What the task asks
Please express the records from the first line up to and including the line with "price-value: 1049 € (799, 218, 884, 246)" as a JSON list of strings, one string per line, with blank lines left out.
- - - - -
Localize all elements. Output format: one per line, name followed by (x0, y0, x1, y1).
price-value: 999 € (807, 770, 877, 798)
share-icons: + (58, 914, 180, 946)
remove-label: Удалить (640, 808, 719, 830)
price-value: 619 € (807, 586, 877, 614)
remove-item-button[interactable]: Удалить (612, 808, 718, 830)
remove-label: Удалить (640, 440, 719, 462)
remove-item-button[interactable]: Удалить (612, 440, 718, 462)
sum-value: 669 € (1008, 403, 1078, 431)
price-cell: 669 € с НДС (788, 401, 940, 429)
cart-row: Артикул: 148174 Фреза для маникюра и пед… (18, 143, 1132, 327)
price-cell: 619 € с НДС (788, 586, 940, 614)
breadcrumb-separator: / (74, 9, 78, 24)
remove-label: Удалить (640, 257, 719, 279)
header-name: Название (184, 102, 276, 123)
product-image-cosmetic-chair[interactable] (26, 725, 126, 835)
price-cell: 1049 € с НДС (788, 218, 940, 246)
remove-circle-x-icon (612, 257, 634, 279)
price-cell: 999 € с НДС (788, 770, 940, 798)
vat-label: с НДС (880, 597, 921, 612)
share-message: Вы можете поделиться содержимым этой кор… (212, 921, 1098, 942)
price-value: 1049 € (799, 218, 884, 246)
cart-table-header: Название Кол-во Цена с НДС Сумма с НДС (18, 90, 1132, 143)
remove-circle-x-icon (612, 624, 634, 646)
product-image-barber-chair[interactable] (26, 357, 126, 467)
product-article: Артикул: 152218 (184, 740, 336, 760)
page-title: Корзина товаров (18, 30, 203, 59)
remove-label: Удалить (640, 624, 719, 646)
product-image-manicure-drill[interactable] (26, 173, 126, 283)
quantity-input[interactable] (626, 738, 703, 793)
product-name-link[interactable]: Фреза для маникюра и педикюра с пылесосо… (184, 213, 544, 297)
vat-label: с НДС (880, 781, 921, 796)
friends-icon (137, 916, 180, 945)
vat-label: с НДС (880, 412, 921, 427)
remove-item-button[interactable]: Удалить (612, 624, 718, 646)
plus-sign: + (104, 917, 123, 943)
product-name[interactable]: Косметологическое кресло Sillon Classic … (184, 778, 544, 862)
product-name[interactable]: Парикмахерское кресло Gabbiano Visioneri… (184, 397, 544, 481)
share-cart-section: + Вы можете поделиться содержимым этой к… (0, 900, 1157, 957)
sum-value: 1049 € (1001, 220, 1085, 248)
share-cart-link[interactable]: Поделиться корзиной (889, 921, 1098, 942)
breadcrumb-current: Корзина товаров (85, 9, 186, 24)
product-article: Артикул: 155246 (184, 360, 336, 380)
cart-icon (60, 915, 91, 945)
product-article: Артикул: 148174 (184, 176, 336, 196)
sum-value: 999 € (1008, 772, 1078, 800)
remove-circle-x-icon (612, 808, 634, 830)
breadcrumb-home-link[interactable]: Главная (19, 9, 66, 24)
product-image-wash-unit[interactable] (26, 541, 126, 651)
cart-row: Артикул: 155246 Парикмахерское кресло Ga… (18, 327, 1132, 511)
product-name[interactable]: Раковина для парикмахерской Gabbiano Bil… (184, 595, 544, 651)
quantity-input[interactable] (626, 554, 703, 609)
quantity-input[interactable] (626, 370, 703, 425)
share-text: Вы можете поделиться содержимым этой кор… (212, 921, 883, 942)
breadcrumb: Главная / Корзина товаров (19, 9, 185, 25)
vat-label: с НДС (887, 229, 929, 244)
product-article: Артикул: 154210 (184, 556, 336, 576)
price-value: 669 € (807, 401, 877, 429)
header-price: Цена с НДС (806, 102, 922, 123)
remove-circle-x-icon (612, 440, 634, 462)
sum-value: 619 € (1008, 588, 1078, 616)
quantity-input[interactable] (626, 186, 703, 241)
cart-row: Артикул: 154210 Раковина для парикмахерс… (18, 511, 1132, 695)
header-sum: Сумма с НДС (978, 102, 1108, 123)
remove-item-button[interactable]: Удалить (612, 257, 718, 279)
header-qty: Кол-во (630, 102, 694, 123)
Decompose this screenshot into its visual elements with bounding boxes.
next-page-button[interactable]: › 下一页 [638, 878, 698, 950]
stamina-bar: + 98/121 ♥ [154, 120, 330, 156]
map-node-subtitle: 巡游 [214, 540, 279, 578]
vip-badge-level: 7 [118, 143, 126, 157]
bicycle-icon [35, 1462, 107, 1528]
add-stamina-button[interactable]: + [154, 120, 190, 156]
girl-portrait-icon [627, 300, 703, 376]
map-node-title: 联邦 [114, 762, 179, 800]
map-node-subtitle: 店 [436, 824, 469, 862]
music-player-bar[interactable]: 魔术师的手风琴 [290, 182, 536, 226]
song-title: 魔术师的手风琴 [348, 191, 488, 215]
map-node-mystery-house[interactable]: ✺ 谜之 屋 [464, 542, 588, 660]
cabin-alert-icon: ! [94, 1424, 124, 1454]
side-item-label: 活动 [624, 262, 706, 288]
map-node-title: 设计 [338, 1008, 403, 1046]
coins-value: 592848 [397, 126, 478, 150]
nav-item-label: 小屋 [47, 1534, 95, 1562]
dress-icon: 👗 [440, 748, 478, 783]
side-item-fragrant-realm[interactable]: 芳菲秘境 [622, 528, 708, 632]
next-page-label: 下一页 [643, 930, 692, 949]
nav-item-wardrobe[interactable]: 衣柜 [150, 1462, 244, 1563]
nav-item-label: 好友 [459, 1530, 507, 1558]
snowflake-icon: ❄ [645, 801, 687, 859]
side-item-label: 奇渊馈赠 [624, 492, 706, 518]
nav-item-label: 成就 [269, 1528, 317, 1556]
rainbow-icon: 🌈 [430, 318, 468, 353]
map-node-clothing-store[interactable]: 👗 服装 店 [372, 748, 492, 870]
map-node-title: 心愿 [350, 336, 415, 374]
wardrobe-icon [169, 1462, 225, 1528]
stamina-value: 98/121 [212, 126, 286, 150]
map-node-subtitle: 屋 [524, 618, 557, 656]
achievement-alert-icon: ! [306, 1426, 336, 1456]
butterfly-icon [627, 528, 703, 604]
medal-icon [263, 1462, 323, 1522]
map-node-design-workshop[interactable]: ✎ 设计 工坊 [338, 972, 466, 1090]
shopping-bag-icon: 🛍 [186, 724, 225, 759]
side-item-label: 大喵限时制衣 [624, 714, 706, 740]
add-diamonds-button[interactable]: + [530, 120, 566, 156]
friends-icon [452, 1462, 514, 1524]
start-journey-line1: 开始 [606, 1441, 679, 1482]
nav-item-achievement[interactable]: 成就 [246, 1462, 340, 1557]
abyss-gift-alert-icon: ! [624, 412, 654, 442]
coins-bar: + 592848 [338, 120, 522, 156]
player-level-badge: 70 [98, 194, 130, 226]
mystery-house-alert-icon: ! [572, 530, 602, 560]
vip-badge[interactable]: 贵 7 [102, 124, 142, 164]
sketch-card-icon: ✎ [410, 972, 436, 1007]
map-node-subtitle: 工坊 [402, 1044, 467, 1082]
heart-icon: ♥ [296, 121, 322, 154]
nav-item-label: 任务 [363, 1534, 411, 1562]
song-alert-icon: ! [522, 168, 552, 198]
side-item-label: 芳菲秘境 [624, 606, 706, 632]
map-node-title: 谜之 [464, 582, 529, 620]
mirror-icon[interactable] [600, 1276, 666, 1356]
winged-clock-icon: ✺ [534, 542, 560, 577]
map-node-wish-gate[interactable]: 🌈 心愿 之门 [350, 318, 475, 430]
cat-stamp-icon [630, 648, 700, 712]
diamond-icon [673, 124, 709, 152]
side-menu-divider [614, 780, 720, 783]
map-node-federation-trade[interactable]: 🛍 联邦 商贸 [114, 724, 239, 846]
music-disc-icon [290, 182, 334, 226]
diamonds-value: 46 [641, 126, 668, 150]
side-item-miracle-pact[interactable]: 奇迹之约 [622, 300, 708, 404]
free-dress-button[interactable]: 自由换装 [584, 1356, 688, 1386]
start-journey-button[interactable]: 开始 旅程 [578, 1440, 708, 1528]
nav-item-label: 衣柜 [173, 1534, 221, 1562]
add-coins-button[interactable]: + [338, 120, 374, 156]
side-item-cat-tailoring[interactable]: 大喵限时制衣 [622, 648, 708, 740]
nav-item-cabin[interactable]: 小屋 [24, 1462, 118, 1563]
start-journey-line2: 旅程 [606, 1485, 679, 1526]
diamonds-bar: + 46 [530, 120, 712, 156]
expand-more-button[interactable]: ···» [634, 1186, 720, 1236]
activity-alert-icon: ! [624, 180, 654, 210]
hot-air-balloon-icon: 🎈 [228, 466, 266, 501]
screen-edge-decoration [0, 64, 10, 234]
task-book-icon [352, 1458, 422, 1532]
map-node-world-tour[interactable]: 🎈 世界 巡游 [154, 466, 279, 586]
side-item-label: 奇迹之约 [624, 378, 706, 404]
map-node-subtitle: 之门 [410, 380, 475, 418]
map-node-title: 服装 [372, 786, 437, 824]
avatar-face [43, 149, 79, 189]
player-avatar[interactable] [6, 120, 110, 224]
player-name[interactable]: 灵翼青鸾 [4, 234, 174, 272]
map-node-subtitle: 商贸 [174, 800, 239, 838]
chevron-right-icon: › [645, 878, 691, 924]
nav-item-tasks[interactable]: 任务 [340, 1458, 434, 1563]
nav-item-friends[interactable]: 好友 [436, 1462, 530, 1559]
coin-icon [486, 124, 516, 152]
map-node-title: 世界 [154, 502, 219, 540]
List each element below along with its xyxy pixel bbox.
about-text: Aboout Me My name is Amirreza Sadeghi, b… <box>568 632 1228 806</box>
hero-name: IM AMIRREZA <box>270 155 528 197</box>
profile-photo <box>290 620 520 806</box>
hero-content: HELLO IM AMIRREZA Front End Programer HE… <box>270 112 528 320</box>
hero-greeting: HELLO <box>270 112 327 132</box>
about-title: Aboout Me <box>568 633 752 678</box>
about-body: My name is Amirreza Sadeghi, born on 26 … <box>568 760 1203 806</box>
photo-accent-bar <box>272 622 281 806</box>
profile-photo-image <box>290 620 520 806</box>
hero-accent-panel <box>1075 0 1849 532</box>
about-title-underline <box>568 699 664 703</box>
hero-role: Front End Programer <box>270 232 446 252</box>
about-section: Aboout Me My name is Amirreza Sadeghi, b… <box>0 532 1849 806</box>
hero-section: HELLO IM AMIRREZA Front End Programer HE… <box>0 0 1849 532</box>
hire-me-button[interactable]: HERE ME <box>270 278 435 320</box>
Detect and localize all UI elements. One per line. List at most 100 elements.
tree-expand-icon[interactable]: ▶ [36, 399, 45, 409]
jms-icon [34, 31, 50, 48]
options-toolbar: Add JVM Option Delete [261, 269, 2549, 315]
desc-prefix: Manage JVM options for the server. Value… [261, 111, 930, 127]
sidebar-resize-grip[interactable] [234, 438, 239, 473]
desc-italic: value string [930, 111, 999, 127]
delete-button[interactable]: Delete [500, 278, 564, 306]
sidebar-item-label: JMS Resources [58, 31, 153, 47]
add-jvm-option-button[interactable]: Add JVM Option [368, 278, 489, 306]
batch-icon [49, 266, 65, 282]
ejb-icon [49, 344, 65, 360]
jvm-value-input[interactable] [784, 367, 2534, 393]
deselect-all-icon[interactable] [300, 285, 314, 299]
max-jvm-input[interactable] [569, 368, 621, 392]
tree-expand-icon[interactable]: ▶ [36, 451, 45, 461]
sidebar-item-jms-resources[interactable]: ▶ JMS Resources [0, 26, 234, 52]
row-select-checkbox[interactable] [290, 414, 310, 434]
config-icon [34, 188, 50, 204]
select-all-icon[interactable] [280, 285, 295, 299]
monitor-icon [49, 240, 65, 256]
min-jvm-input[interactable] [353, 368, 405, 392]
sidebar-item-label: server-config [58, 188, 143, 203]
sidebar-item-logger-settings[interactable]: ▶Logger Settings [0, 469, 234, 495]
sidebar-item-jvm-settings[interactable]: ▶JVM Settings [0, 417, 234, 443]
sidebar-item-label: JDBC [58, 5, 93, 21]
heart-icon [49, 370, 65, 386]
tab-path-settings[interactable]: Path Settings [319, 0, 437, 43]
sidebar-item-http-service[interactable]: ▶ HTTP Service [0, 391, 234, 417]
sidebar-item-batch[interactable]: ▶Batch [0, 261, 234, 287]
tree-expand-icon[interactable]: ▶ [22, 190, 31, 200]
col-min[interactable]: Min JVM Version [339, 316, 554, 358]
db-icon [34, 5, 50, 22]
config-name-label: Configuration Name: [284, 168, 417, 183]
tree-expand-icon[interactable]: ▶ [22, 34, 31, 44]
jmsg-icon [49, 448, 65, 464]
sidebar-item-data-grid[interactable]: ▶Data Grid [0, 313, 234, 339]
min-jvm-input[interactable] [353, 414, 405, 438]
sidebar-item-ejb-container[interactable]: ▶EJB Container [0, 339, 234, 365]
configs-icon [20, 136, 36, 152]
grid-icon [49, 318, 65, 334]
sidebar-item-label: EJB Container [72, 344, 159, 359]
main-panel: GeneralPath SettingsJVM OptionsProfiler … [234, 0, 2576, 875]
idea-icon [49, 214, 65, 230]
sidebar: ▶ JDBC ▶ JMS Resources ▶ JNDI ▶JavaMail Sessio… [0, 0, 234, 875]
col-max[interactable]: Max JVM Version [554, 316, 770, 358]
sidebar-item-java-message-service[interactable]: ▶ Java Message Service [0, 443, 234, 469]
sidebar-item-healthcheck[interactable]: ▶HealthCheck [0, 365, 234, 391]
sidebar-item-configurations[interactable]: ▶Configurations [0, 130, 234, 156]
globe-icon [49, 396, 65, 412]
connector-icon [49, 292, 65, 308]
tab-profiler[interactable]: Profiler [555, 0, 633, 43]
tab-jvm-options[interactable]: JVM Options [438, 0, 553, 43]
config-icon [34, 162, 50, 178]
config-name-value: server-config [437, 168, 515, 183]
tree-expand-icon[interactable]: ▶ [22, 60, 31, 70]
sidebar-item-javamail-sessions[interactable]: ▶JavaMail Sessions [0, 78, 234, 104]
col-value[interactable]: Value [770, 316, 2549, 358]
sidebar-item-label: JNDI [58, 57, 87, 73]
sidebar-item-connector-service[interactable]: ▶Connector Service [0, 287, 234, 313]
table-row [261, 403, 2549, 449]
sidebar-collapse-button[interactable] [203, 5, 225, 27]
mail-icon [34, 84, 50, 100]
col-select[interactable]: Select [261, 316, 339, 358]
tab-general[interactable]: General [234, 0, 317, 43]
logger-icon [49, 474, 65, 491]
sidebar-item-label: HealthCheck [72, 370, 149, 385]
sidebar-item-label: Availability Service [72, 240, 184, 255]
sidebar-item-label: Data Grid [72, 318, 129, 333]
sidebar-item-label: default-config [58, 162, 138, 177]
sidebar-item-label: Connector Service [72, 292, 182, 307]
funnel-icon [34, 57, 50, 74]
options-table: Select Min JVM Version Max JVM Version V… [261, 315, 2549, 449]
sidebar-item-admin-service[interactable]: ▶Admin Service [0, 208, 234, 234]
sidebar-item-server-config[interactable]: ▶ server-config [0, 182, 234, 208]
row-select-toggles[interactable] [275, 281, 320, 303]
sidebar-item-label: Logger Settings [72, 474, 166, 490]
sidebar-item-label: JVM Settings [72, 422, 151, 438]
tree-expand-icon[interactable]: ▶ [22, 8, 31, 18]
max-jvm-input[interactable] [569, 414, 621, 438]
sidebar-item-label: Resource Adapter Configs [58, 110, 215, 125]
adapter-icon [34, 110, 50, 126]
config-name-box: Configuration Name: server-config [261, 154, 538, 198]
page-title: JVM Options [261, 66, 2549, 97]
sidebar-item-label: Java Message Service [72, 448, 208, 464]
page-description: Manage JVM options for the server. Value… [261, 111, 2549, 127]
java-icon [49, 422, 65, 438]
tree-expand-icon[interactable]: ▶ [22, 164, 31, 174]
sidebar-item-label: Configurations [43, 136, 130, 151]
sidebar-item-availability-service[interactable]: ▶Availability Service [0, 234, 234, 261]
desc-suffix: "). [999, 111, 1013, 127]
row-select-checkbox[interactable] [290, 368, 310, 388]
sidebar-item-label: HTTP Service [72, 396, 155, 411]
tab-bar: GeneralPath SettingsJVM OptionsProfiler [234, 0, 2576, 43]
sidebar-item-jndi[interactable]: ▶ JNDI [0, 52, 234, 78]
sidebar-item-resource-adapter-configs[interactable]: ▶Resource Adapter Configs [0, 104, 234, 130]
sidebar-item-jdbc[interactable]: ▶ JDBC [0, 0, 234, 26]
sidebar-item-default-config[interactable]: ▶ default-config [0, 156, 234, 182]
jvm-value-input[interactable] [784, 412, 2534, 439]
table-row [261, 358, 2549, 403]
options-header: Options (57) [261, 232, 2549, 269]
- - - - -
Exercise solution
[
  "Localize all elements. Output format: one per line, name followed by (x0, y0, x1, y1).",
  "price-value: 999 € (807, 770, 877, 798)",
  "share-icons: + (58, 914, 180, 946)",
  "remove-label: Удалить (640, 808, 719, 830)",
  "price-value: 619 € (807, 586, 877, 614)",
  "remove-item-button[interactable]: Удалить (612, 808, 718, 830)",
  "remove-label: Удалить (640, 440, 719, 462)",
  "remove-item-button[interactable]: Удалить (612, 440, 718, 462)",
  "sum-value: 669 € (1008, 403, 1078, 431)",
  "price-cell: 669 € с НДС (788, 401, 940, 429)",
  "cart-row: Артикул: 148174 Фреза для маникюра и пед… (18, 143, 1132, 327)",
  "price-cell: 619 € с НДС (788, 586, 940, 614)",
  "breadcrumb-separator: / (74, 9, 78, 24)",
  "remove-label: Удалить (640, 257, 719, 279)",
  "header-name: Название (184, 102, 276, 123)",
  "product-image-cosmetic-chair[interactable] (26, 725, 126, 835)",
  "price-cell: 1049 € с НДС (788, 218, 940, 246)",
  "remove-circle-x-icon (612, 257, 634, 279)",
  "price-cell: 999 € с НДС (788, 770, 940, 798)",
  "vat-label: с НДС (880, 597, 921, 612)",
  "share-message: Вы можете поделиться содержимым этой кор… (212, 921, 1098, 942)",
  "price-value: 1049 € (799, 218, 884, 246)"
]